Directive: Will you output all of the data below exactly, omitting the images?
━━━ Supplied material ━━━
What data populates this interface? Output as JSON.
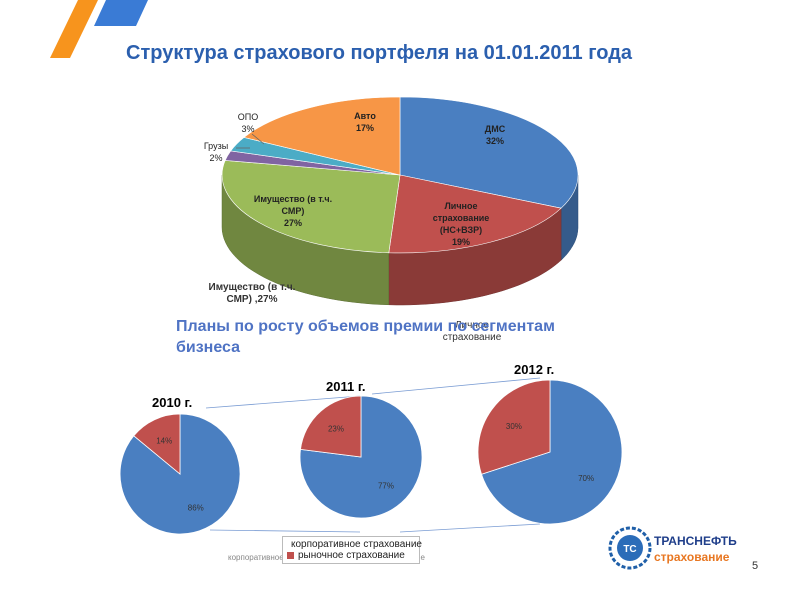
{
  "header": {
    "title": "Структура страхового портфеля на 01.01.2011 года",
    "subtitle": "Планы по росту объемов премии по сегментам бизнеса",
    "page_number": "5"
  },
  "colors": {
    "blue": "#4a7fc1",
    "red": "#c0504d",
    "green": "#9bbb59",
    "purple": "#8064a2",
    "cyan": "#4bacc6",
    "orange": "#f79646",
    "title": "#2b5fae"
  },
  "chart_data": [
    {
      "type": "pie",
      "title": "Структура страхового портфеля на 01.01.2011 года",
      "style": "3d",
      "slices": [
        {
          "label": "ДМС",
          "value": 32,
          "display": "32%",
          "color": "#4a7fc1"
        },
        {
          "label": "Личное страхование (НС+ВЗР)",
          "label_lines": [
            "Личное",
            "страхование",
            "(НС+ВЗР)"
          ],
          "value": 19,
          "display": "19%",
          "color": "#c0504d"
        },
        {
          "label": "Имущество (в т.ч. СМР)",
          "label_lines": [
            "Имущество (в т.ч.",
            "СМР)"
          ],
          "value": 27,
          "display": "27%",
          "color": "#9bbb59"
        },
        {
          "label": "Грузы",
          "value": 2,
          "display": "2%",
          "color": "#8064a2"
        },
        {
          "label": "ОПО",
          "value": 3,
          "display": "3%",
          "color": "#4bacc6"
        },
        {
          "label": "Авто",
          "value": 17,
          "display": "17%",
          "color": "#f79646"
        }
      ],
      "ghost_labels": [
        "Имущество (в т.ч.",
        "СМР) ,27%",
        "Личное",
        "страхование"
      ]
    },
    {
      "type": "pie",
      "title": "2010 г.",
      "slices": [
        {
          "label": "корпоративное страхование",
          "value": 86,
          "display": "86%",
          "color": "#4a7fc1"
        },
        {
          "label": "рыночное страхование",
          "value": 14,
          "display": "14%",
          "color": "#c0504d"
        }
      ]
    },
    {
      "type": "pie",
      "title": "2011 г.",
      "slices": [
        {
          "label": "корпоративное страхование",
          "value": 77,
          "display": "77%",
          "color": "#4a7fc1"
        },
        {
          "label": "рыночное страхование",
          "value": 23,
          "display": "23%",
          "color": "#c0504d"
        }
      ]
    },
    {
      "type": "pie",
      "title": "2012 г.",
      "slices": [
        {
          "label": "корпоративное страхование",
          "value": 70,
          "display": "70%",
          "color": "#4a7fc1"
        },
        {
          "label": "рыночное страхование",
          "value": 30,
          "display": "30%",
          "color": "#c0504d"
        }
      ]
    }
  ],
  "legend": {
    "items": [
      {
        "label": "корпоративное страхование",
        "color": "#4a7fc1"
      },
      {
        "label": "рыночное страхование",
        "color": "#c0504d"
      }
    ],
    "ghost_text": "корпоративное страхование   рыночное страхование"
  },
  "logo": {
    "line1": "ТРАНСНЕФТЬ",
    "line2": "страхование",
    "emblem_text": "ТС"
  }
}
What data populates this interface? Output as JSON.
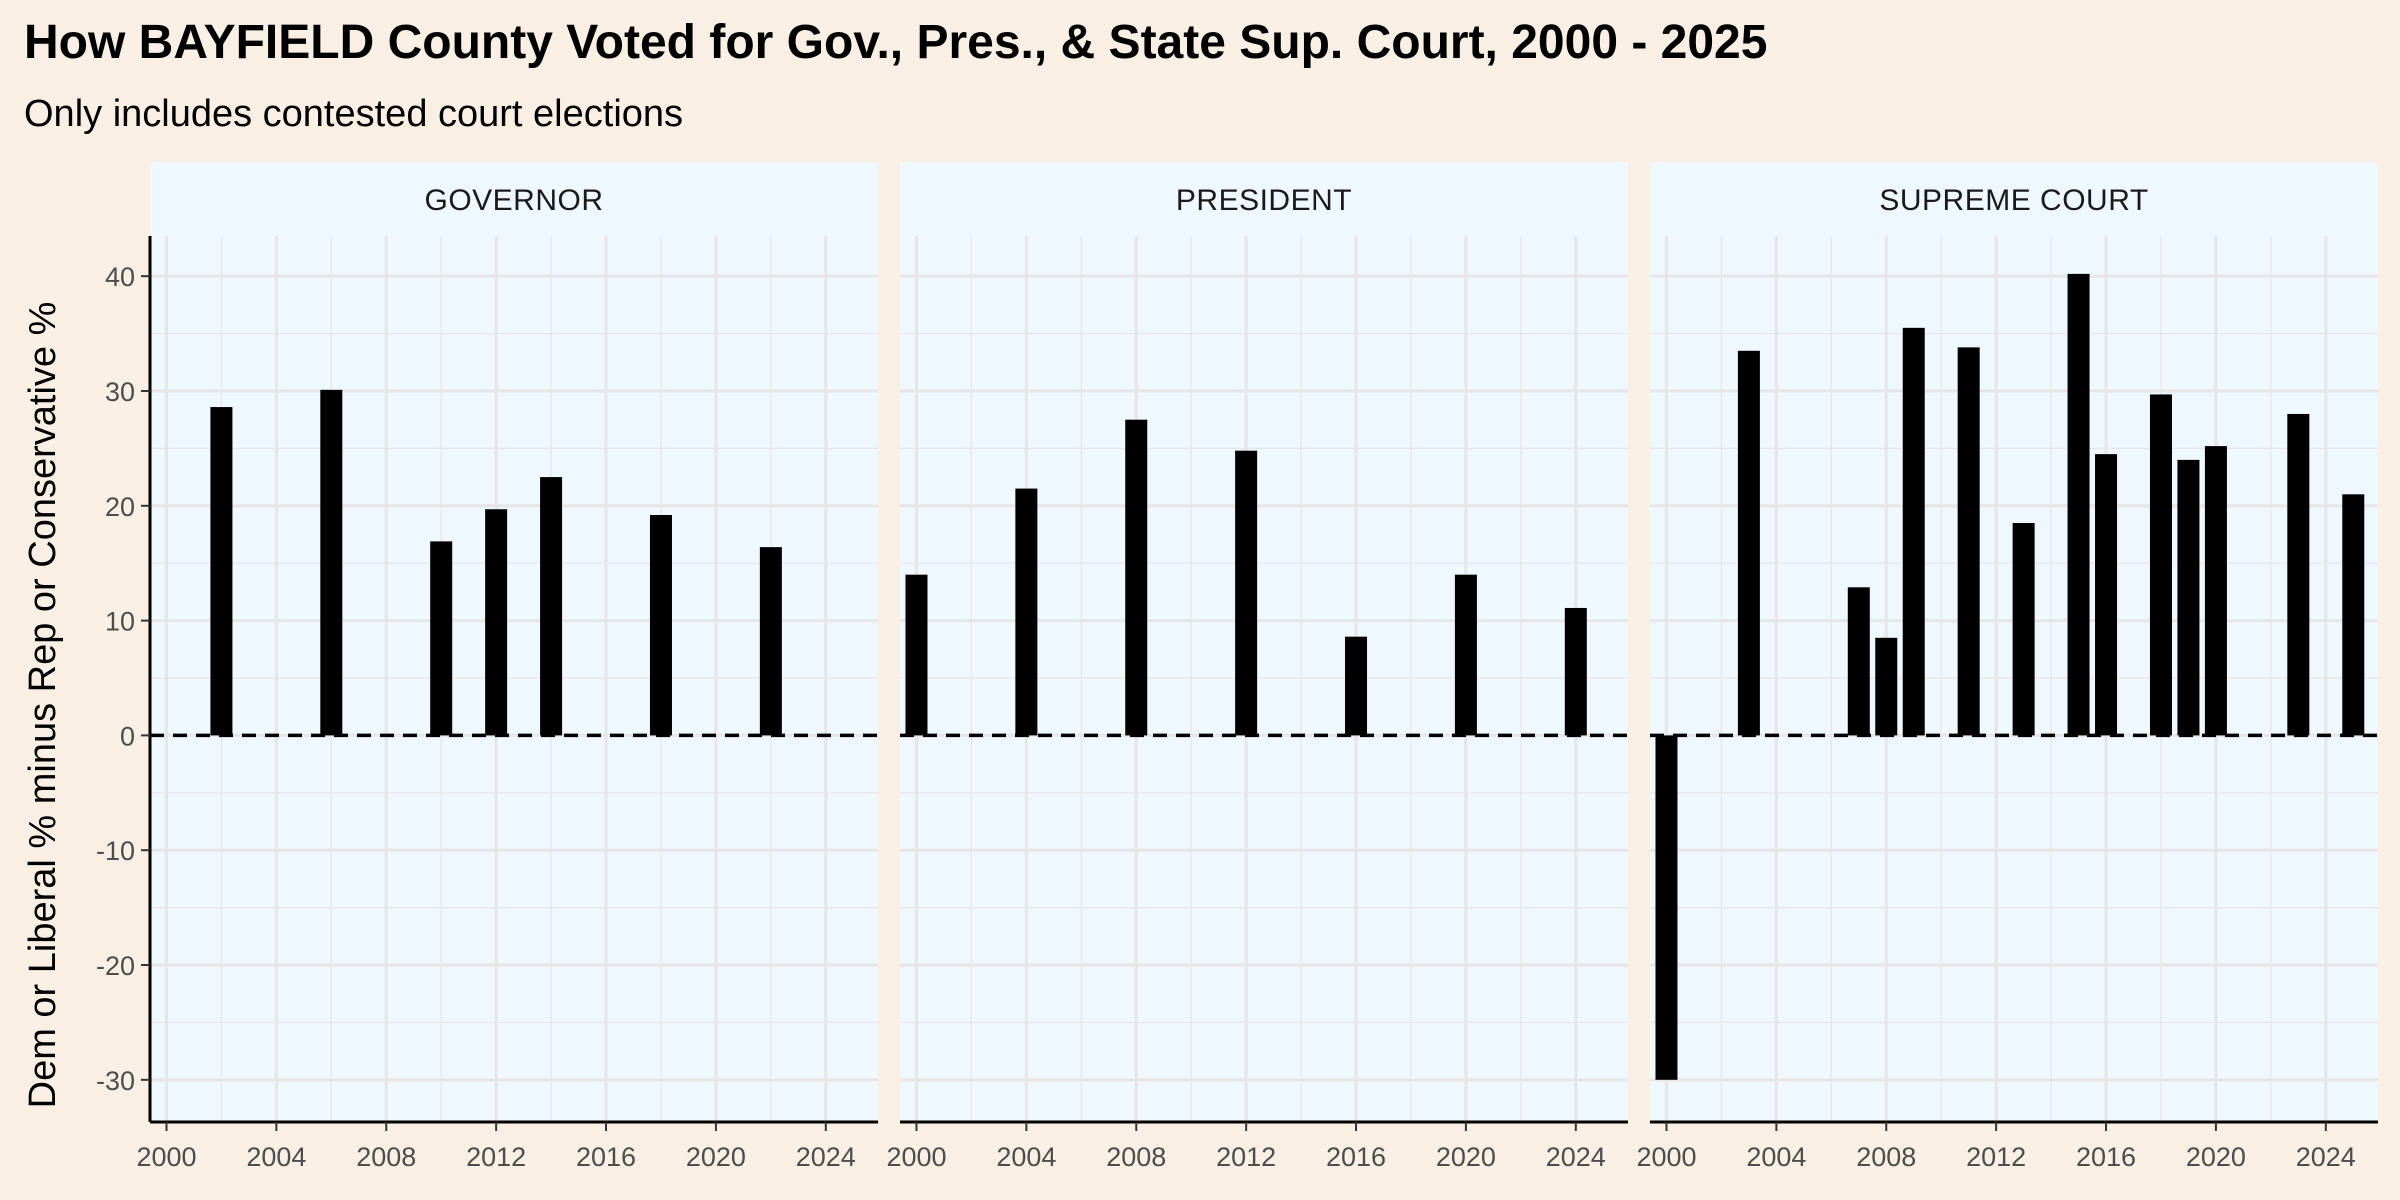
{
  "title": "How BAYFIELD County Voted for Gov., Pres., & State Sup. Court, 2000 - 2025",
  "subtitle": "Only includes contested court elections",
  "colors": {
    "background": "#faefe5",
    "panel": "#eff7ff",
    "bar": "#000000",
    "grid": "#e6e6e6"
  },
  "chart_data": {
    "type": "bar",
    "ylabel": "Dem or Liberal % minus Rep or Conservative %",
    "ylim": [
      -33.5,
      43.5
    ],
    "xlim": [
      1999.4,
      2025.9
    ],
    "x_ticks": [
      "2000",
      "2004",
      "2008",
      "2012",
      "2016",
      "2020",
      "2024"
    ],
    "y_ticks": [
      "40",
      "30",
      "20",
      "10",
      "0",
      "-10",
      "-20",
      "-30"
    ],
    "reference_line": 0,
    "grid": true,
    "facets": [
      {
        "name": "GOVERNOR",
        "x": [
          2002,
          2006,
          2010,
          2012,
          2014,
          2018,
          2022
        ],
        "values": [
          28.6,
          30.1,
          16.9,
          19.7,
          22.5,
          19.2,
          16.4
        ]
      },
      {
        "name": "PRESIDENT",
        "x": [
          2000,
          2004,
          2008,
          2012,
          2016,
          2020,
          2024
        ],
        "values": [
          14.0,
          21.5,
          27.5,
          24.8,
          8.6,
          14.0,
          11.1
        ]
      },
      {
        "name": "SUPREME COURT",
        "x": [
          2000,
          2003,
          2007,
          2008,
          2009,
          2011,
          2013,
          2015,
          2016,
          2018,
          2019,
          2020,
          2023,
          2025
        ],
        "values": [
          -30.0,
          33.5,
          12.9,
          8.5,
          35.5,
          33.8,
          18.5,
          40.2,
          24.5,
          29.7,
          24.0,
          25.2,
          28.0,
          21.0
        ]
      }
    ]
  }
}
━━━
Exercise response:
What data populates this interface? Output as JSON.
{
  "header": {
    "title": "Структура страхового портфеля на 01.01.2011 года",
    "subtitle": "Планы по росту объемов премии по сегментам бизнеса",
    "page_number": "5"
  },
  "colors": {
    "blue": "#4a7fc1",
    "red": "#c0504d",
    "green": "#9bbb59",
    "purple": "#8064a2",
    "cyan": "#4bacc6",
    "orange": "#f79646",
    "title": "#2b5fae"
  },
  "chart_data": [
    {
      "type": "pie",
      "title": "Структура страхового портфеля на 01.01.2011 года",
      "style": "3d",
      "slices": [
        {
          "label": "ДМС",
          "value": 32,
          "display": "32%",
          "color": "#4a7fc1"
        },
        {
          "label": "Личное страхование (НС+ВЗР)",
          "label_lines": [
            "Личное",
            "страхование",
            "(НС+ВЗР)"
          ],
          "value": 19,
          "display": "19%",
          "color": "#c0504d"
        },
        {
          "label": "Имущество (в т.ч. СМР)",
          "label_lines": [
            "Имущество (в т.ч.",
            "СМР)"
          ],
          "value": 27,
          "display": "27%",
          "color": "#9bbb59"
        },
        {
          "label": "Грузы",
          "value": 2,
          "display": "2%",
          "color": "#8064a2"
        },
        {
          "label": "ОПО",
          "value": 3,
          "display": "3%",
          "color": "#4bacc6"
        },
        {
          "label": "Авто",
          "value": 17,
          "display": "17%",
          "color": "#f79646"
        }
      ],
      "ghost_labels": [
        "Имущество (в т.ч.",
        "СМР) ,27%",
        "Личное",
        "страхование"
      ]
    },
    {
      "type": "pie",
      "title": "2010 г.",
      "slices": [
        {
          "label": "корпоративное страхование",
          "value": 86,
          "display": "86%",
          "color": "#4a7fc1"
        },
        {
          "label": "рыночное страхование",
          "value": 14,
          "display": "14%",
          "color": "#c0504d"
        }
      ]
    },
    {
      "type": "pie",
      "title": "2011 г.",
      "slices": [
        {
          "label": "корпоративное страхование",
          "value": 77,
          "display": "77%",
          "color": "#4a7fc1"
        },
        {
          "label": "рыночное страхование",
          "value": 23,
          "display": "23%",
          "color": "#c0504d"
        }
      ]
    },
    {
      "type": "pie",
      "title": "2012 г.",
      "slices": [
        {
          "label": "корпоративное страхование",
          "value": 70,
          "display": "70%",
          "color": "#4a7fc1"
        },
        {
          "label": "рыночное страхование",
          "value": 30,
          "display": "30%",
          "color": "#c0504d"
        }
      ]
    }
  ],
  "legend": {
    "items": [
      {
        "label": "корпоративное страхование",
        "color": "#4a7fc1"
      },
      {
        "label": "рыночное страхование",
        "color": "#c0504d"
      }
    ],
    "ghost_text": "корпоративное страхование   рыночное страхование"
  },
  "logo": {
    "line1": "ТРАНСНЕФТЬ",
    "line2": "страхование",
    "emblem_text": "ТС"
  }
}
What data populates this interface? Output as JSON.
{
  "title": "How BAYFIELD County Voted for Gov., Pres., & State Sup. Court, 2000 - 2025",
  "subtitle": "Only includes contested court elections",
  "colors": {
    "background": "#faefe5",
    "panel": "#eff7ff",
    "bar": "#000000",
    "grid": "#e6e6e6"
  },
  "chart_data": {
    "type": "bar",
    "ylabel": "Dem or Liberal % minus Rep or Conservative %",
    "ylim": [
      -33.5,
      43.5
    ],
    "xlim": [
      1999.4,
      2025.9
    ],
    "x_ticks": [
      "2000",
      "2004",
      "2008",
      "2012",
      "2016",
      "2020",
      "2024"
    ],
    "y_ticks": [
      "40",
      "30",
      "20",
      "10",
      "0",
      "-10",
      "-20",
      "-30"
    ],
    "reference_line": 0,
    "grid": true,
    "facets": [
      {
        "name": "GOVERNOR",
        "x": [
          2002,
          2006,
          2010,
          2012,
          2014,
          2018,
          2022
        ],
        "values": [
          28.6,
          30.1,
          16.9,
          19.7,
          22.5,
          19.2,
          16.4
        ]
      },
      {
        "name": "PRESIDENT",
        "x": [
          2000,
          2004,
          2008,
          2012,
          2016,
          2020,
          2024
        ],
        "values": [
          14.0,
          21.5,
          27.5,
          24.8,
          8.6,
          14.0,
          11.1
        ]
      },
      {
        "name": "SUPREME COURT",
        "x": [
          2000,
          2003,
          2007,
          2008,
          2009,
          2011,
          2013,
          2015,
          2016,
          2018,
          2019,
          2020,
          2023,
          2025
        ],
        "values": [
          -30.0,
          33.5,
          12.9,
          8.5,
          35.5,
          33.8,
          18.5,
          40.2,
          24.5,
          29.7,
          24.0,
          25.2,
          28.0,
          21.0
        ]
      }
    ]
  }
}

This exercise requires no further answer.